**What to produce**
In the TIFF review below, which actor plays Dalton Trumbo in the film Trumbo?

Helen Mirren again, rocking a bird on her head in Trumbo.

Helen Mirren again, rocking a bird on her head in Trumbo.

These are the kind of journalists you’ll meet at a roundtable at TIFF:

The keener: The one who write original questions in advance, doesn’t digress and makes faces when other reporters make silly questions. These are my people.

The slug: The one who doesn’t open his mouth the entire time, but will profit of his/her colleagues work.

The loudmouth: The one who speaks on top of others, often to say something completely obvious.

The rambler: Someone pathologically unable to make a question without a ridiculously long preamble, which often ends in no question.

The “in it for the famous people”: Sample question: “If you were a tree, what kind of tree would you be?” Also “What’s like to work with Russell Crowe?”

The prickly pear: Someone (likely a guy) who thinks his knowledge of film is so vast, no other opinion matters. Could be easily confused with a keener, but the questions are often mediocre.

Trumbo (USA, 2015): As biopics aiming for gold go, Trumbo packs a bigger punch than your average awards chaser. The film chronicles the ten years Dalton Trumbo (Bryan Cranston) spent on the black list, alongside nine other scriptwriters whose livelihood was destroyed because of their affiliation with the communist party.

Not one to roll with the punches, Trumbo fought for his freedom of speech and association against the American Congress, gossip reporter Hedda Hopper, fearful studio heads and the Duke himself, John Wayne. Even at his lowest, Trumbo run a racket of blacklisted writers who worked in secret for a small studio. How good was Trumbo? The man won two Academy Awards using other people as front.

The film is fascinating except for the segment dedicated to the Trumbo family dynamics, way too pedestrian compared to the fight against the powerful forces controlling Hollywood at the time. In his first high profile starring role after Breaking Bad, Bryan Cranston delivers: The man once known as Walter White provides the character with a joie-de-vivre that serves as motivation and source of empathy. Four swans (the prairie dogs have been blacklisted.)

**Information given**

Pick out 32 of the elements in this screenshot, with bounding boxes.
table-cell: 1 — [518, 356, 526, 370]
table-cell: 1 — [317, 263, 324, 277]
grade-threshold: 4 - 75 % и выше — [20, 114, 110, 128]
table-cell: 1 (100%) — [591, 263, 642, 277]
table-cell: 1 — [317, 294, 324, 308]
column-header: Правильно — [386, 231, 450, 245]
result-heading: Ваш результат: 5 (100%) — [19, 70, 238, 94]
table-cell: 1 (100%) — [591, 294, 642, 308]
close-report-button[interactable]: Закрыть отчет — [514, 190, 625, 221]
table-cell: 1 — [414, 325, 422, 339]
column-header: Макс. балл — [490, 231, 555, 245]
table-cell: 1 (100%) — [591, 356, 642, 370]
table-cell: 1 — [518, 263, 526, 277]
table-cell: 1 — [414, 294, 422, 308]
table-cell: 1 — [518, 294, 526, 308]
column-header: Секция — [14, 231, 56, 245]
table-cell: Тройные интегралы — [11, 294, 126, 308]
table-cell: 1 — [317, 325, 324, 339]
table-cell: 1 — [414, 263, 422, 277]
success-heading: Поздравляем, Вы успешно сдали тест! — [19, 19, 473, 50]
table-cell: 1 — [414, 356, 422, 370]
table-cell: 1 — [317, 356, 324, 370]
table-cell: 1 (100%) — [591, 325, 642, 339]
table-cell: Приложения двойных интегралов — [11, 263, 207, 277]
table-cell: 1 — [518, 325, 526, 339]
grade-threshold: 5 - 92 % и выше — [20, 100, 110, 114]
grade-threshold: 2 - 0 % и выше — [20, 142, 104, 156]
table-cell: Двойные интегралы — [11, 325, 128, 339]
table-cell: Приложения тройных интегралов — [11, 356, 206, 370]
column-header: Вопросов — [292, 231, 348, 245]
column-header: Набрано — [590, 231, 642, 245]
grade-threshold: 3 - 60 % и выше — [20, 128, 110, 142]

**Reply**
Bryan Cranston